(Items listed in a dataset)

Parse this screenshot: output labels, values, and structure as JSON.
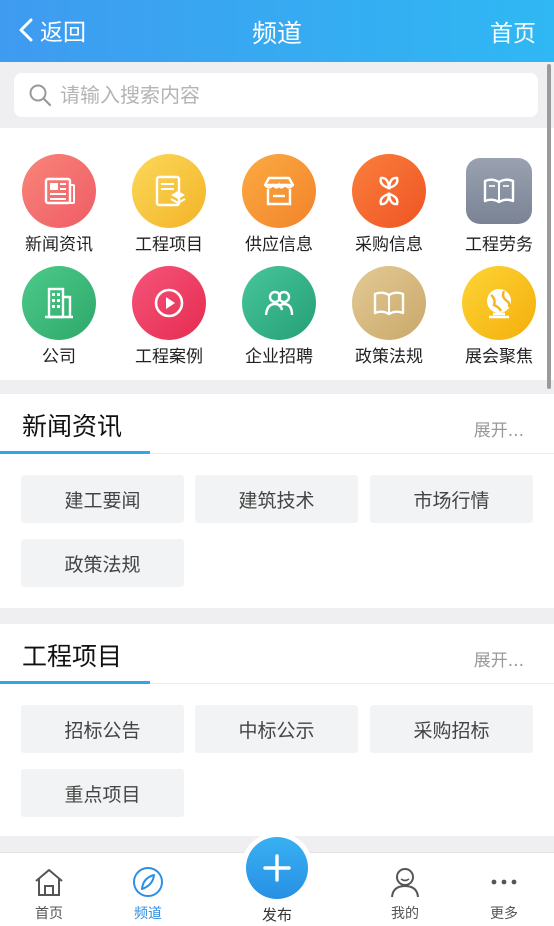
{
  "header": {
    "back_label": "返回",
    "title": "频道",
    "home_label": "首页"
  },
  "search": {
    "placeholder": "请输入搜索内容"
  },
  "channels": [
    {
      "label": "新闻资讯",
      "icon": "newspaper-icon",
      "color": "#f46b6b"
    },
    {
      "label": "工程项目",
      "icon": "document-stack-icon",
      "color": "#f5c33b"
    },
    {
      "label": "供应信息",
      "icon": "store-icon",
      "color": "#f5902e"
    },
    {
      "label": "采购信息",
      "icon": "flower-icon",
      "color": "#f4692a"
    },
    {
      "label": "工程劳务",
      "icon": "book-icon",
      "color": "#8a93a3"
    },
    {
      "label": "公司",
      "icon": "building-icon",
      "color": "#3cbb7a"
    },
    {
      "label": "工程案例",
      "icon": "play-icon",
      "color": "#ef3c5f"
    },
    {
      "label": "企业招聘",
      "icon": "people-icon",
      "color": "#36b68a"
    },
    {
      "label": "政策法规",
      "icon": "book-open-icon",
      "color": "#d7bb80"
    },
    {
      "label": "展会聚焦",
      "icon": "globe-icon",
      "color": "#f6c317"
    }
  ],
  "sections": [
    {
      "title": "新闻资讯",
      "expand_label": "展开...",
      "tags": [
        "建工要闻",
        "建筑技术",
        "市场行情",
        "政策法规"
      ]
    },
    {
      "title": "工程项目",
      "expand_label": "展开...",
      "tags": [
        "招标公告",
        "中标公示",
        "采购招标",
        "重点项目"
      ]
    }
  ],
  "tabbar": {
    "home": "首页",
    "channel": "频道",
    "publish": "发布",
    "mine": "我的",
    "more": "更多"
  },
  "colors": {
    "accent": "#2ea7ea",
    "header_start": "#3f9bf0",
    "header_end": "#2fb8f3"
  }
}
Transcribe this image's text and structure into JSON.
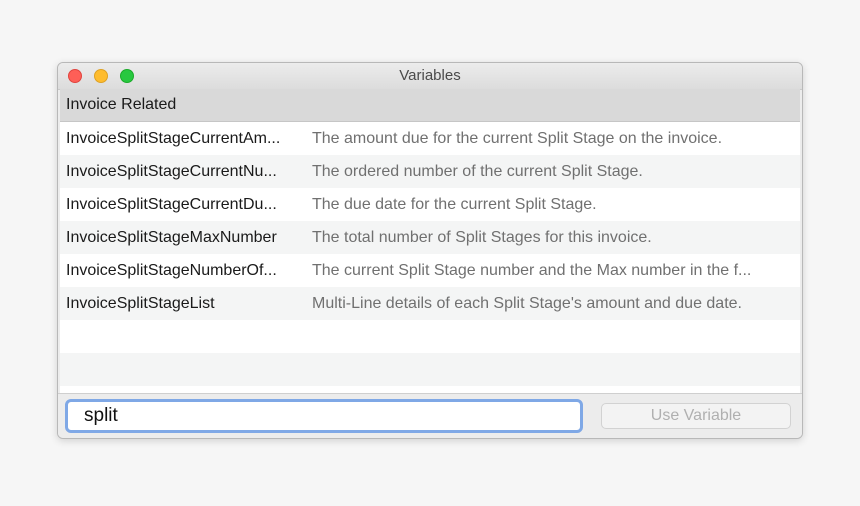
{
  "window": {
    "title": "Variables"
  },
  "list": {
    "group_header": "Invoice Related",
    "rows": [
      {
        "name": "InvoiceSplitStageCurrentAm...",
        "description": "The amount due for the current Split Stage on the invoice."
      },
      {
        "name": "InvoiceSplitStageCurrentNu...",
        "description": "The ordered number of the current Split Stage."
      },
      {
        "name": "InvoiceSplitStageCurrentDu...",
        "description": "The due date for the current Split Stage."
      },
      {
        "name": "InvoiceSplitStageMaxNumber",
        "description": "The total number of Split Stages for this invoice."
      },
      {
        "name": "InvoiceSplitStageNumberOf...",
        "description": "The current Split Stage number and the Max number in the f..."
      },
      {
        "name": "InvoiceSplitStageList",
        "description": "Multi-Line details of each Split Stage's amount and due date."
      }
    ]
  },
  "bottom": {
    "search_value": "split",
    "use_button_label": "Use Variable"
  }
}
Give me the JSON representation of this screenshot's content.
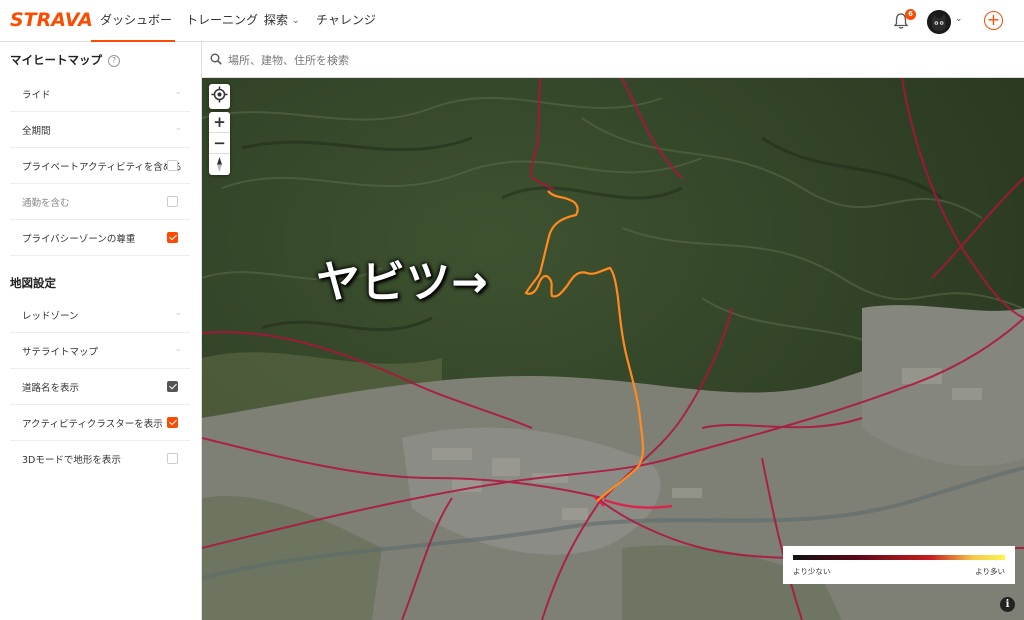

## TO DO
In the entries above, count each line holding "description" and report the total and nothing more.

## EXERCISE RESPONSE
6